Task directions:
Locate the lines where "title" occurs and copy them as they stand.

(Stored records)
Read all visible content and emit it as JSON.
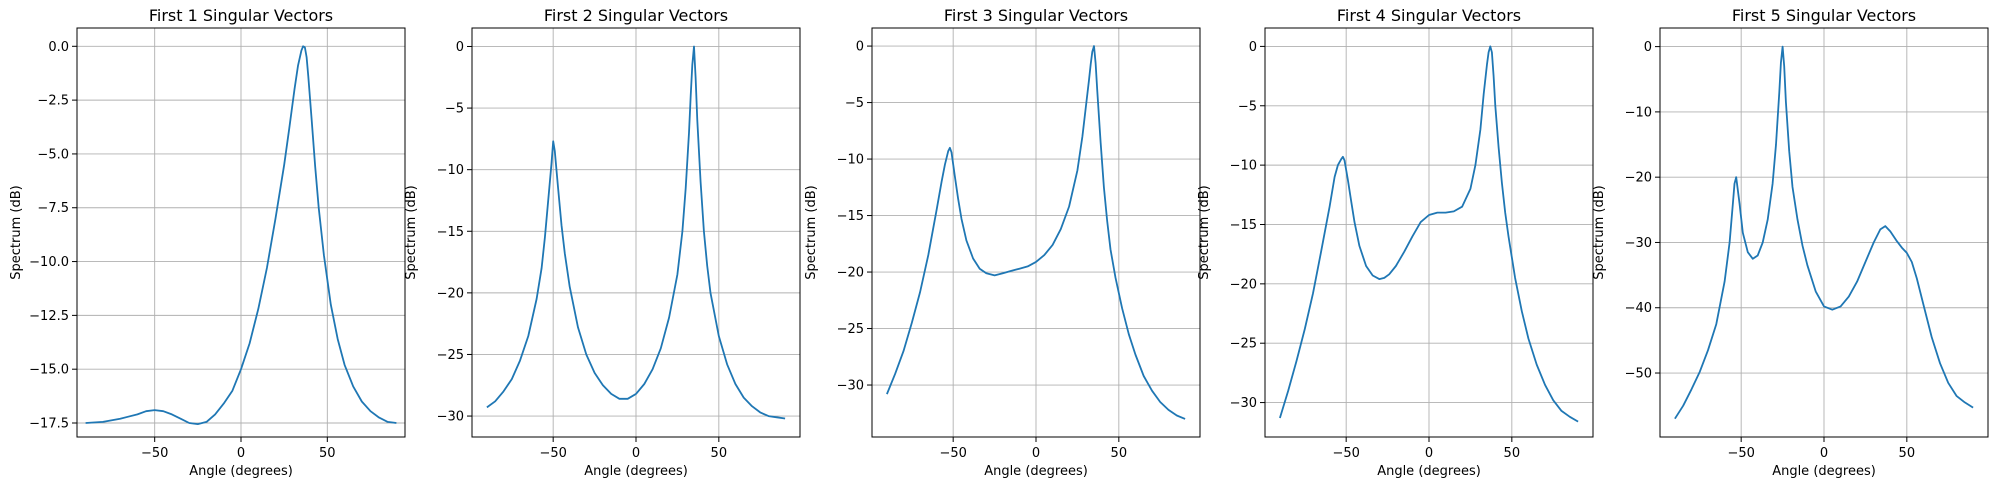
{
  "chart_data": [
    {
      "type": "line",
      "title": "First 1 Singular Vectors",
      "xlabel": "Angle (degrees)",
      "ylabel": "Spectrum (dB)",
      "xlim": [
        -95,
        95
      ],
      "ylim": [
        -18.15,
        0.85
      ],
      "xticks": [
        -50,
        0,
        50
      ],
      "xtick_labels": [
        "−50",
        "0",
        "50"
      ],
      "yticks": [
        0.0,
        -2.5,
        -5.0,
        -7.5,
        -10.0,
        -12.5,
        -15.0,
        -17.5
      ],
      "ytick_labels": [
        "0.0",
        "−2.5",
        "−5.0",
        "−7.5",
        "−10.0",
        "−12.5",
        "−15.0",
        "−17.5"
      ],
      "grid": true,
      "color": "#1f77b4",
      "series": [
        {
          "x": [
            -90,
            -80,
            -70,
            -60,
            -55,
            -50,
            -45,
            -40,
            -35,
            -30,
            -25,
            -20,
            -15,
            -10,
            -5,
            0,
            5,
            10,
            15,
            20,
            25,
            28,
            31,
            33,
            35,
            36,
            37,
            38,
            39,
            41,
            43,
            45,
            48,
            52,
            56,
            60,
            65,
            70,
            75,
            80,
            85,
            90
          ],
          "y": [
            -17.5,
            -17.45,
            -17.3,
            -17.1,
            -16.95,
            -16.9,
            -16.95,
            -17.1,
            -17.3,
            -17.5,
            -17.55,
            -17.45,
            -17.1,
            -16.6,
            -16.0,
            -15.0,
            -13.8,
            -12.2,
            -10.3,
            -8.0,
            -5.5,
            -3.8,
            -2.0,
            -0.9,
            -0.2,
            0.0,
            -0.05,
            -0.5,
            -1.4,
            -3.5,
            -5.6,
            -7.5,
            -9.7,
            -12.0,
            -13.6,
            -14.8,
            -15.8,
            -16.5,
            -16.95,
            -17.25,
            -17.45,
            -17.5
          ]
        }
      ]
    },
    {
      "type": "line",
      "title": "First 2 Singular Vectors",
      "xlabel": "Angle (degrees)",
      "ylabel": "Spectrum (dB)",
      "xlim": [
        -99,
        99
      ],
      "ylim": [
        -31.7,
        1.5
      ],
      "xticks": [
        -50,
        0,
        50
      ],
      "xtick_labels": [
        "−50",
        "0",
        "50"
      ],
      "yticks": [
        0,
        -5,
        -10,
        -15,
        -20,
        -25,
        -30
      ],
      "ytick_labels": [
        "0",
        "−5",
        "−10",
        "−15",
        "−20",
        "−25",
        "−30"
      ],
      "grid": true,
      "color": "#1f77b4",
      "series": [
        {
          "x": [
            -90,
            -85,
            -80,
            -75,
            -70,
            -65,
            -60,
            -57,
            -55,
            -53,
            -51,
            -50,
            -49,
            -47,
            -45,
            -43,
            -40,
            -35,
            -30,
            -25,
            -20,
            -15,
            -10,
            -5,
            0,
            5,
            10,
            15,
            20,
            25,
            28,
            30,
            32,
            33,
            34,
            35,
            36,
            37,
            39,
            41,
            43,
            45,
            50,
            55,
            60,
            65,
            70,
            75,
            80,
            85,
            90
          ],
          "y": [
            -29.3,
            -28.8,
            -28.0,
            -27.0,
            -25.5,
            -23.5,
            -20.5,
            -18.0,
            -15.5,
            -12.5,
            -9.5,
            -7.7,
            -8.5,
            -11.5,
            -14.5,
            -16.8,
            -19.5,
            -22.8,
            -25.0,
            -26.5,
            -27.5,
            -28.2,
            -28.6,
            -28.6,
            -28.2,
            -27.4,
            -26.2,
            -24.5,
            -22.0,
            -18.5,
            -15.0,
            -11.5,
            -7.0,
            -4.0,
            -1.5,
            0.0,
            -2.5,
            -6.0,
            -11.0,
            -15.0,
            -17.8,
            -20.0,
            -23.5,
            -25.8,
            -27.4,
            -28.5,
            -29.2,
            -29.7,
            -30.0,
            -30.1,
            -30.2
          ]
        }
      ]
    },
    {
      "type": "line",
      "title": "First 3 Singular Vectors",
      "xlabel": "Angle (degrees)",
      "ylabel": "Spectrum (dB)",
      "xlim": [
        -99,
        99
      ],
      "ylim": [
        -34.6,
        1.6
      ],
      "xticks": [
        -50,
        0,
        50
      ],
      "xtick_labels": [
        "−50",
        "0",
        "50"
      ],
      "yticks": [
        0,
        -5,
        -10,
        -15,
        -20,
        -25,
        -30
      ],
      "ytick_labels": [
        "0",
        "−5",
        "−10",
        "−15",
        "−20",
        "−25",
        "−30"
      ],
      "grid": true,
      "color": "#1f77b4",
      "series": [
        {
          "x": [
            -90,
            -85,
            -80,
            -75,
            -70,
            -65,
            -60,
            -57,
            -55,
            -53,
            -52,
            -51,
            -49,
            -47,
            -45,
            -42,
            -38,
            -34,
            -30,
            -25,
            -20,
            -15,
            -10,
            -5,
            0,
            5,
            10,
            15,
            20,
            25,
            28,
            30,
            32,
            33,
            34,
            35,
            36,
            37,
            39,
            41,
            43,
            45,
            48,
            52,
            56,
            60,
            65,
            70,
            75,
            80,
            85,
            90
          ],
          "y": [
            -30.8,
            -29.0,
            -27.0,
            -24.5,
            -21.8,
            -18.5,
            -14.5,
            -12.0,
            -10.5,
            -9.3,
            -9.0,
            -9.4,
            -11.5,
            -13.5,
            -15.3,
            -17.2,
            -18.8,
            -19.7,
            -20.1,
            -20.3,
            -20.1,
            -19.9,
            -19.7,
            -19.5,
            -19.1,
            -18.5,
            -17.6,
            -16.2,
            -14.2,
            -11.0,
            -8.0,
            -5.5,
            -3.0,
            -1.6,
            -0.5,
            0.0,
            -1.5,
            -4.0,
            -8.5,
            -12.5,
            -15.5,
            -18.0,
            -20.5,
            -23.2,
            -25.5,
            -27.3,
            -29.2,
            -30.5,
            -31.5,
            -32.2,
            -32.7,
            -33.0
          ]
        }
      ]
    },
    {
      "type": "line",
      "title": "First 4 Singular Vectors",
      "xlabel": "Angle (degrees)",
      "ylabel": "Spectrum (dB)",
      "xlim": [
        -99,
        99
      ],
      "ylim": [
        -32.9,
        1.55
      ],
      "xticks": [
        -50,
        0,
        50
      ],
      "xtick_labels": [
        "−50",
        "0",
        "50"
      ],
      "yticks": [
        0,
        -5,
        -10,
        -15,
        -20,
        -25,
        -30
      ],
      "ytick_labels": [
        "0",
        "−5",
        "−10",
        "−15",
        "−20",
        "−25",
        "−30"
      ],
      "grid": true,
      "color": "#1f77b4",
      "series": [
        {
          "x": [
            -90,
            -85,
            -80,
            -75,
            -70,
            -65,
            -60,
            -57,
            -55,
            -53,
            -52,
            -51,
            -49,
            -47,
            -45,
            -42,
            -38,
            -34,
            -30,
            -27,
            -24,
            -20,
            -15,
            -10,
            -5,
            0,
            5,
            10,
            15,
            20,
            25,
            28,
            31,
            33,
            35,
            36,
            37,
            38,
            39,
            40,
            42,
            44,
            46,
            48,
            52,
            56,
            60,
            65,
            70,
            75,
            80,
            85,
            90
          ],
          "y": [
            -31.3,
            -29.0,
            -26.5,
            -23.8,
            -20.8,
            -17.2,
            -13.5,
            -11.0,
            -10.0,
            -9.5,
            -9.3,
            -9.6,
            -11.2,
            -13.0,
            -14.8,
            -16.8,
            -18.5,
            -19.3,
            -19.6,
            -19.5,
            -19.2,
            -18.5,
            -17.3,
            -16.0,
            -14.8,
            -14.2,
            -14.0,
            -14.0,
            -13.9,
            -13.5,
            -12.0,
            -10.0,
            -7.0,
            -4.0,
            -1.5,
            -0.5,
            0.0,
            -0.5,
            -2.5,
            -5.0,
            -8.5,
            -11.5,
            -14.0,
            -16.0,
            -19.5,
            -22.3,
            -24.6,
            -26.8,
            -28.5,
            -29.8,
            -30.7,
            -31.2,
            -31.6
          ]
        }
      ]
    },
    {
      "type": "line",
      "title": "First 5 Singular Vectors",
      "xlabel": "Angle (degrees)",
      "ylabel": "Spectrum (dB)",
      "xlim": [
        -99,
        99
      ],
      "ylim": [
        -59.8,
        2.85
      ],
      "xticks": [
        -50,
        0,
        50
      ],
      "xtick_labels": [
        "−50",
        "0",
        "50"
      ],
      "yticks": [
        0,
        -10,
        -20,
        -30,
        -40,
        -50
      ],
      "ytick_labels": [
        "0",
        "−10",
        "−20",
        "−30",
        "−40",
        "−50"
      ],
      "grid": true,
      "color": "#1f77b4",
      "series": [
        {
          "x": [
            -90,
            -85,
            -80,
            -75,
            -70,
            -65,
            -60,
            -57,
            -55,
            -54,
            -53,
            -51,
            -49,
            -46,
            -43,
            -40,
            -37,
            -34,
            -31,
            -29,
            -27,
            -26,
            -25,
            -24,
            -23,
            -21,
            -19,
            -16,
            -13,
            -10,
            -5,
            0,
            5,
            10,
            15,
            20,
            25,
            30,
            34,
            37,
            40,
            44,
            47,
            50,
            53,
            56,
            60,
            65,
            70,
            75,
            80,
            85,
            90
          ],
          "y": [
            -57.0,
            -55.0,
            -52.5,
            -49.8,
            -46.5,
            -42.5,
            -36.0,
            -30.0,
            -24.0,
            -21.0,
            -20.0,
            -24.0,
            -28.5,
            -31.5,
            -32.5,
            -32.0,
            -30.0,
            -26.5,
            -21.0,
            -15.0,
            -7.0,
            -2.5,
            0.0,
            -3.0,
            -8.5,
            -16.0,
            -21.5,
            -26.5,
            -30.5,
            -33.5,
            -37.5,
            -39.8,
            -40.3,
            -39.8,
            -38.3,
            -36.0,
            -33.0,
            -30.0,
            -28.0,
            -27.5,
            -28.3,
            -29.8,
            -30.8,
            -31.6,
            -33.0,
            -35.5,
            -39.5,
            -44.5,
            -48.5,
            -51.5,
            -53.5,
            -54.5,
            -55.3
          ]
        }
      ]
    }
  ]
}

Final result:
      "title": "First 1 Singular Vectors",
      "title": "First 2 Singular Vectors",
      "title": "First 3 Singular Vectors",
      "title": "First 4 Singular Vectors",
      "title": "First 5 Singular Vectors",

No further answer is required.